------ EXTRACTED MATERIAL

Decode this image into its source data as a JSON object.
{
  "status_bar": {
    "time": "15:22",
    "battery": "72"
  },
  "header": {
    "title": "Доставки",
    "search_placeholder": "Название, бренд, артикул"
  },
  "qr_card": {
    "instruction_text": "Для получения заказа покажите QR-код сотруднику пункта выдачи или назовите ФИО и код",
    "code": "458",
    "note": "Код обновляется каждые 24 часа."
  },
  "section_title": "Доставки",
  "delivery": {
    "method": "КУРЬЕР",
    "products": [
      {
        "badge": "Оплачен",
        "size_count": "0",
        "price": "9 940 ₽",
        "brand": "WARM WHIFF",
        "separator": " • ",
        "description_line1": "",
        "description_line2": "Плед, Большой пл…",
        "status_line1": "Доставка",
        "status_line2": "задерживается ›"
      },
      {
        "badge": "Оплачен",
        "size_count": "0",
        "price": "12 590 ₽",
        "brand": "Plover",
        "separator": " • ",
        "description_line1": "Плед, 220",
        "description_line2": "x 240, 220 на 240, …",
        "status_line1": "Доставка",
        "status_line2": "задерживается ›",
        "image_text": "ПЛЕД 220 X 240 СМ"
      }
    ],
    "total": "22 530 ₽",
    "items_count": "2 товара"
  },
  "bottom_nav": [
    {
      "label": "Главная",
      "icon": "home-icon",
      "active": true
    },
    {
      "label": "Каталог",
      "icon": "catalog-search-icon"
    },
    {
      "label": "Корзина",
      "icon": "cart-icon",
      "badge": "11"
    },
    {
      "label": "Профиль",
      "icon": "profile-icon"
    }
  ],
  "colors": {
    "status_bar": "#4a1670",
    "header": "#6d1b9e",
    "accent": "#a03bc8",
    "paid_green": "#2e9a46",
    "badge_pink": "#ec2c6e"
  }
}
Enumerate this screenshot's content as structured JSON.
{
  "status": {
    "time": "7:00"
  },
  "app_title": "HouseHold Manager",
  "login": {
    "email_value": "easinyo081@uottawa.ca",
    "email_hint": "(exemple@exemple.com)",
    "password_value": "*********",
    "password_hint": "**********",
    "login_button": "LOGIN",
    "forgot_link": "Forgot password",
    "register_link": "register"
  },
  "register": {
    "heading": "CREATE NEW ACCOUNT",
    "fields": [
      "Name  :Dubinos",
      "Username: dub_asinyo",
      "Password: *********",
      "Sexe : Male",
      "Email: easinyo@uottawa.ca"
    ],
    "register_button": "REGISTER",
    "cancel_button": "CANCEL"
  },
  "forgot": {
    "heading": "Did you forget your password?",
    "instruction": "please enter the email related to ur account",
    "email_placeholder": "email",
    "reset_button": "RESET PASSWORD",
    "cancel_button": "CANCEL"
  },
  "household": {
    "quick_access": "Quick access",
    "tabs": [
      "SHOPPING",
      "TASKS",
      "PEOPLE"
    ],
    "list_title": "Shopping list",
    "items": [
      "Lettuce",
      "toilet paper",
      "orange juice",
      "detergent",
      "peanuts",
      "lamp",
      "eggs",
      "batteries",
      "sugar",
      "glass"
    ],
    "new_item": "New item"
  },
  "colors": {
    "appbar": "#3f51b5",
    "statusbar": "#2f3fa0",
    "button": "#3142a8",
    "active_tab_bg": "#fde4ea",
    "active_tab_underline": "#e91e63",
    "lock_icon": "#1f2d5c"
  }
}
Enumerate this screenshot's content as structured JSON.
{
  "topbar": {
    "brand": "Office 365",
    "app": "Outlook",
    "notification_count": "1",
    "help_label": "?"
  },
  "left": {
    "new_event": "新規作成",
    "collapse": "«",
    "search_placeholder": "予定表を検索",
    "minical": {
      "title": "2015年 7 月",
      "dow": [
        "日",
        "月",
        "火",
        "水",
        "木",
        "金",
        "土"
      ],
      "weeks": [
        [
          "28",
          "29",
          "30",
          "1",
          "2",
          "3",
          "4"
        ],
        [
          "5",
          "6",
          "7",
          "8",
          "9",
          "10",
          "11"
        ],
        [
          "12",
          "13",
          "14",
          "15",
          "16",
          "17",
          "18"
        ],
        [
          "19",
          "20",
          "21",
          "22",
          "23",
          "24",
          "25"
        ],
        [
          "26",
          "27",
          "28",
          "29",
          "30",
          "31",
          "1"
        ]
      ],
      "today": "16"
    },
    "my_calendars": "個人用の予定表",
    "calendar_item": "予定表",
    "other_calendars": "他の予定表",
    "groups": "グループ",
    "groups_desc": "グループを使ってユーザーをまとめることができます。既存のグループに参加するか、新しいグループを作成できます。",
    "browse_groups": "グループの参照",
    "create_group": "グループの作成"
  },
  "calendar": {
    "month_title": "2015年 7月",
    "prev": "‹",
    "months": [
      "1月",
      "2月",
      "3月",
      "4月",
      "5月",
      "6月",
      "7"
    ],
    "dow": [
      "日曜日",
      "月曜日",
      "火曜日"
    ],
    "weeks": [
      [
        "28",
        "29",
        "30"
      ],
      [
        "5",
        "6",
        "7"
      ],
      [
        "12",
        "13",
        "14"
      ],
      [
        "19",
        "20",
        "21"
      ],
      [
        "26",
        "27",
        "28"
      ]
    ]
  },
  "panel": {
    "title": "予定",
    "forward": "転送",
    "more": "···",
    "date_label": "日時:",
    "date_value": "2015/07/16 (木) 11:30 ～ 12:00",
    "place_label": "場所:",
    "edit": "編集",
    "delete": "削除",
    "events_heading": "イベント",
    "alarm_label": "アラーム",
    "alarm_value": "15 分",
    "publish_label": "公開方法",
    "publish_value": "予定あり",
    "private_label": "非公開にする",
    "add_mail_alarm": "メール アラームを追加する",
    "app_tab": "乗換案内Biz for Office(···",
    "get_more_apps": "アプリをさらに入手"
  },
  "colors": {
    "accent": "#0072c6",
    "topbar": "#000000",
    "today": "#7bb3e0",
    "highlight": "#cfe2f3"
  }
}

------------

> _GIVEN REQUEST_
Please output the entries above, every line exactly as it reads.

> _FINISHED EXERCISE_
Decode this image into its source data as a JSON object.
{
  "status_bar": {
    "time": "15:22",
    "battery": "72"
  },
  "header": {
    "title": "Доставки",
    "search_placeholder": "Название, бренд, артикул"
  },
  "qr_card": {
    "instruction_text": "Для получения заказа покажите QR-код сотруднику пункта выдачи или назовите ФИО и код",
    "code": "458",
    "note": "Код обновляется каждые 24 часа."
  },
  "section_title": "Доставки",
  "delivery": {
    "method": "КУРЬЕР",
    "products": [
      {
        "badge": "Оплачен",
        "size_count": "0",
        "price": "9 940 ₽",
        "brand": "WARM WHIFF",
        "separator": " • ",
        "description_line1": "",
        "description_line2": "Плед, Большой пл…",
        "status_line1": "Доставка",
        "status_line2": "задерживается ›"
      },
      {
        "badge": "Оплачен",
        "size_count": "0",
        "price": "12 590 ₽",
        "brand": "Plover",
        "separator": " • ",
        "description_line1": "Плед, 220",
        "description_line2": "x 240, 220 на 240, …",
        "status_line1": "Доставка",
        "status_line2": "задерживается ›",
        "image_text": "ПЛЕД 220 X 240 СМ"
      }
    ],
    "total": "22 530 ₽",
    "items_count": "2 товара"
  },
  "bottom_nav": [
    {
      "label": "Главная",
      "icon": "home-icon",
      "active": true
    },
    {
      "label": "Каталог",
      "icon": "catalog-search-icon"
    },
    {
      "label": "Корзина",
      "icon": "cart-icon",
      "badge": "11"
    },
    {
      "label": "Профиль",
      "icon": "profile-icon"
    }
  ],
  "colors": {
    "status_bar": "#4a1670",
    "header": "#6d1b9e",
    "accent": "#a03bc8",
    "paid_green": "#2e9a46",
    "badge_pink": "#ec2c6e"
  }
}
Enumerate this screenshot's content as structured JSON.
{
  "status": {
    "time": "7:00"
  },
  "app_title": "HouseHold Manager",
  "login": {
    "email_value": "easinyo081@uottawa.ca",
    "email_hint": "(exemple@exemple.com)",
    "password_value": "*********",
    "password_hint": "**********",
    "login_button": "LOGIN",
    "forgot_link": "Forgot password",
    "register_link": "register"
  },
  "register": {
    "heading": "CREATE NEW ACCOUNT",
    "fields": [
      "Name  :Dubinos",
      "Username: dub_asinyo",
      "Password: *********",
      "Sexe : Male",
      "Email: easinyo@uottawa.ca"
    ],
    "register_button": "REGISTER",
    "cancel_button": "CANCEL"
  },
  "forgot": {
    "heading": "Did you forget your password?",
    "instruction": "please enter the email related to ur account",
    "email_placeholder": "email",
    "reset_button": "RESET PASSWORD",
    "cancel_button": "CANCEL"
  },
  "household": {
    "quick_access": "Quick access",
    "tabs": [
      "SHOPPING",
      "TASKS",
      "PEOPLE"
    ],
    "list_title": "Shopping list",
    "items": [
      "Lettuce",
      "toilet paper",
      "orange juice",
      "detergent",
      "peanuts",
      "lamp",
      "eggs",
      "batteries",
      "sugar",
      "glass"
    ],
    "new_item": "New item"
  },
  "colors": {
    "appbar": "#3f51b5",
    "statusbar": "#2f3fa0",
    "button": "#3142a8",
    "active_tab_bg": "#fde4ea",
    "active_tab_underline": "#e91e63",
    "lock_icon": "#1f2d5c"
  }
}
Enumerate this screenshot's content as structured JSON.
{
  "topbar": {
    "brand": "Office 365",
    "app": "Outlook",
    "notification_count": "1",
    "help_label": "?"
  },
  "left": {
    "new_event": "新規作成",
    "collapse": "«",
    "search_placeholder": "予定表を検索",
    "minical": {
      "title": "2015年 7 月",
      "dow": [
        "日",
        "月",
        "火",
        "水",
        "木",
        "金",
        "土"
      ],
      "weeks": [
        [
          "28",
          "29",
          "30",
          "1",
          "2",
          "3",
          "4"
        ],
        [
          "5",
          "6",
          "7",
          "8",
          "9",
          "10",
          "11"
        ],
        [
          "12",
          "13",
          "14",
          "15",
          "16",
          "17",
          "18"
        ],
        [
          "19",
          "20",
          "21",
          "22",
          "23",
          "24",
          "25"
        ],
        [
          "26",
          "27",
          "28",
          "29",
          "30",
          "31",
          "1"
        ]
      ],
      "today": "16"
    },
    "my_calendars": "個人用の予定表",
    "calendar_item": "予定表",
    "other_calendars": "他の予定表",
    "groups": "グループ",
    "groups_desc": "グループを使ってユーザーをまとめることができます。既存のグループに参加するか、新しいグループを作成できます。",
    "browse_groups": "グループの参照",
    "create_group": "グループの作成"
  },
  "calendar": {
    "month_title": "2015年 7月",
    "prev": "‹",
    "months": [
      "1月",
      "2月",
      "3月",
      "4月",
      "5月",
      "6月",
      "7"
    ],
    "dow": [
      "日曜日",
      "月曜日",
      "火曜日"
    ],
    "weeks": [
      [
        "28",
        "29",
        "30"
      ],
      [
        "5",
        "6",
        "7"
      ],
      [
        "12",
        "13",
        "14"
      ],
      [
        "19",
        "20",
        "21"
      ],
      [
        "26",
        "27",
        "28"
      ]
    ]
  },
  "panel": {
    "title": "予定",
    "forward": "転送",
    "more": "···",
    "date_label": "日時:",
    "date_value": "2015/07/16 (木) 11:30 ～ 12:00",
    "place_label": "場所:",
    "edit": "編集",
    "delete": "削除",
    "events_heading": "イベント",
    "alarm_label": "アラーム",
    "alarm_value": "15 分",
    "publish_label": "公開方法",
    "publish_value": "予定あり",
    "private_label": "非公開にする",
    "add_mail_alarm": "メール アラームを追加する",
    "app_tab": "乗換案内Biz for Office(···",
    "get_more_apps": "アプリをさらに入手"
  },
  "colors": {
    "accent": "#0072c6",
    "topbar": "#000000",
    "today": "#7bb3e0",
    "highlight": "#cfe2f3"
  }
}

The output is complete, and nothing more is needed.